[START]

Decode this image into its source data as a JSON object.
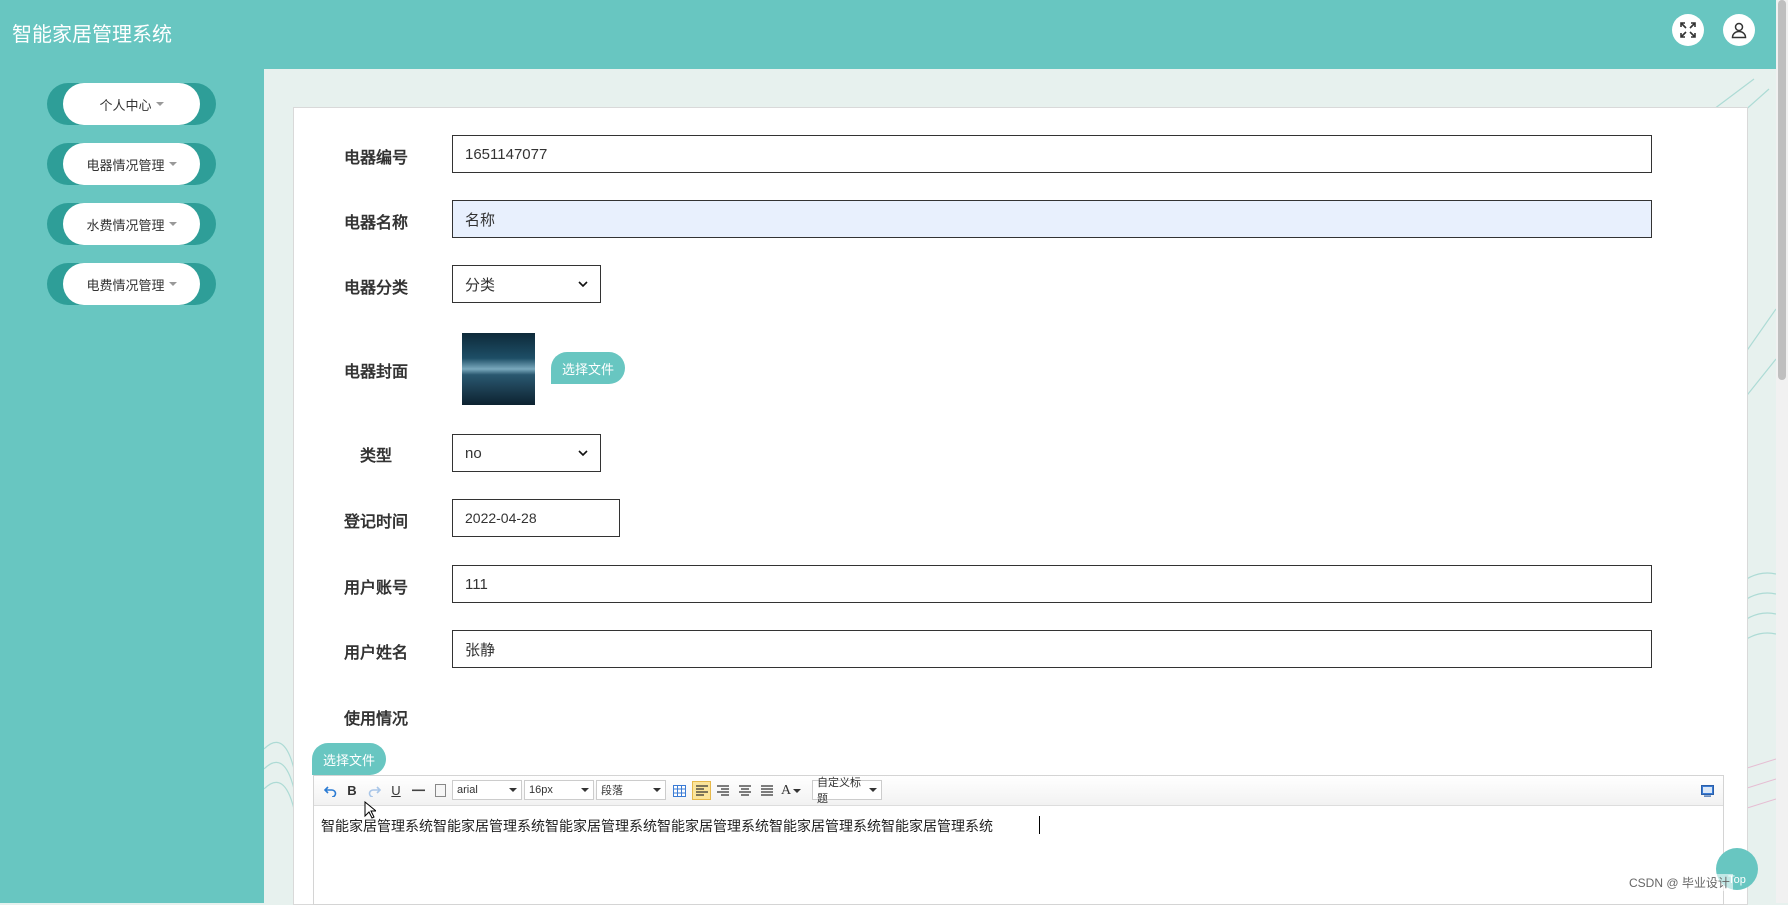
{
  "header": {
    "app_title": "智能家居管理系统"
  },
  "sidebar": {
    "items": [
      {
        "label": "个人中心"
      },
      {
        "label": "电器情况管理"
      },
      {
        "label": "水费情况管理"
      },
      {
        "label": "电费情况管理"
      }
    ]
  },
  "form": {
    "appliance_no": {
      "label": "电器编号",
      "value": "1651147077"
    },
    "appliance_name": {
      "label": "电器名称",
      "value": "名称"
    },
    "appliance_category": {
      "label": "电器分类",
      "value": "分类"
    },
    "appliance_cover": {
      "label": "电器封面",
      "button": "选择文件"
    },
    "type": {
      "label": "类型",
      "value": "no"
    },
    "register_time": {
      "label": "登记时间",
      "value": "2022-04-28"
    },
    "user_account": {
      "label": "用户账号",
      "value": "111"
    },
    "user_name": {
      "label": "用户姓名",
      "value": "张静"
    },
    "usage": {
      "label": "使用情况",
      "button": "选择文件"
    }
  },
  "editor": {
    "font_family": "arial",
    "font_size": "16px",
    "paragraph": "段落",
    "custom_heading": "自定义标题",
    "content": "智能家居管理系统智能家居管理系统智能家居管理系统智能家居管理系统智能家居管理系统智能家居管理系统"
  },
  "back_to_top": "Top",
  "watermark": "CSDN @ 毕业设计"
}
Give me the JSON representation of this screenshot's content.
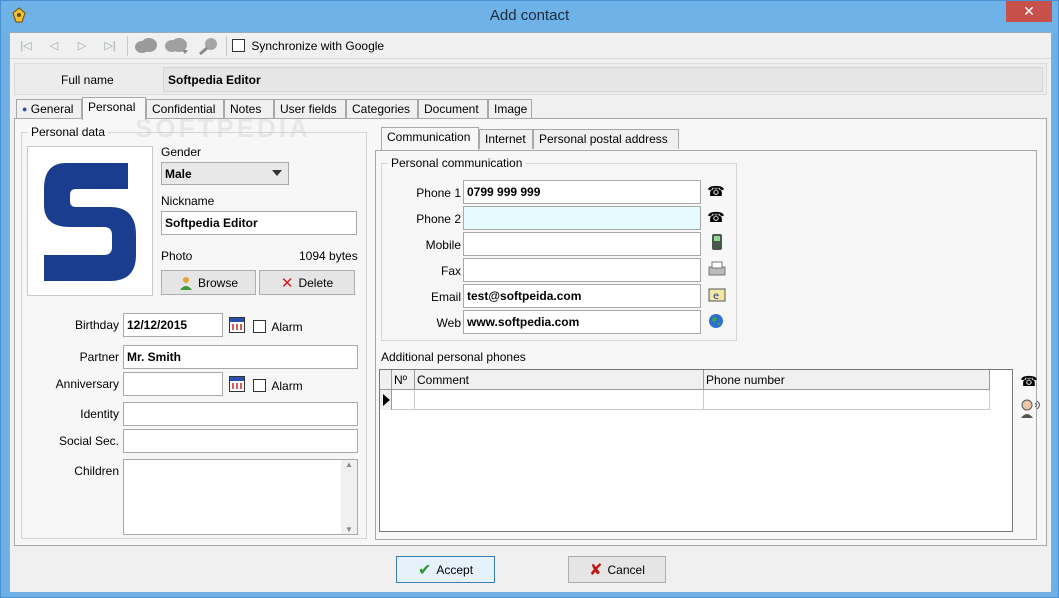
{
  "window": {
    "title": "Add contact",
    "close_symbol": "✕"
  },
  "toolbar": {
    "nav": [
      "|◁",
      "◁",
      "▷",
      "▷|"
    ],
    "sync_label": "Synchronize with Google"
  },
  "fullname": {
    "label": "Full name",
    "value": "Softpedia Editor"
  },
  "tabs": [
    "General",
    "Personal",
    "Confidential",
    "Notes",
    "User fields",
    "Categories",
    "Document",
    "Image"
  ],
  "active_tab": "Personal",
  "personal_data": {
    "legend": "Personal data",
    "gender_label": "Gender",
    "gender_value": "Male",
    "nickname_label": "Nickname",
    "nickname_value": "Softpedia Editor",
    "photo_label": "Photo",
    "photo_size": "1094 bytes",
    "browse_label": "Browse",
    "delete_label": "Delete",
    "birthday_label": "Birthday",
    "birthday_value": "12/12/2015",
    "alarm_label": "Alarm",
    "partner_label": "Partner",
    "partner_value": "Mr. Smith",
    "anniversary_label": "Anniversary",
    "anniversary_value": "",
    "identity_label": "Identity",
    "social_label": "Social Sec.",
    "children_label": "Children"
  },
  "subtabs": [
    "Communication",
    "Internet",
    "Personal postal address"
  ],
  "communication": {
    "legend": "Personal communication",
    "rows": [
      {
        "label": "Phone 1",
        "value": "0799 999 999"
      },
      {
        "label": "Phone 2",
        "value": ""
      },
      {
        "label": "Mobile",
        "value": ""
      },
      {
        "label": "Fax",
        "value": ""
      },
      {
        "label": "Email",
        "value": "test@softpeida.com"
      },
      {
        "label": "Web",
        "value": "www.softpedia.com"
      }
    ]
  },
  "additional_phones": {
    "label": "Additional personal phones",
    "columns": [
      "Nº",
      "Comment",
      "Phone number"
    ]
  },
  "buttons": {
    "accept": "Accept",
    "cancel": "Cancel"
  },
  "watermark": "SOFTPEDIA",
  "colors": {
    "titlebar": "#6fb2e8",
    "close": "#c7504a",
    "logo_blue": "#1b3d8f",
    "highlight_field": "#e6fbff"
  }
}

[END]

● **WORK REQUIRED**
Return a copy of every line that includes the word "JSON".

● **ANSWER TO THE TASK**
Decode this image into its source data as a JSON object.
Give me the JSON representation of this screenshot's content.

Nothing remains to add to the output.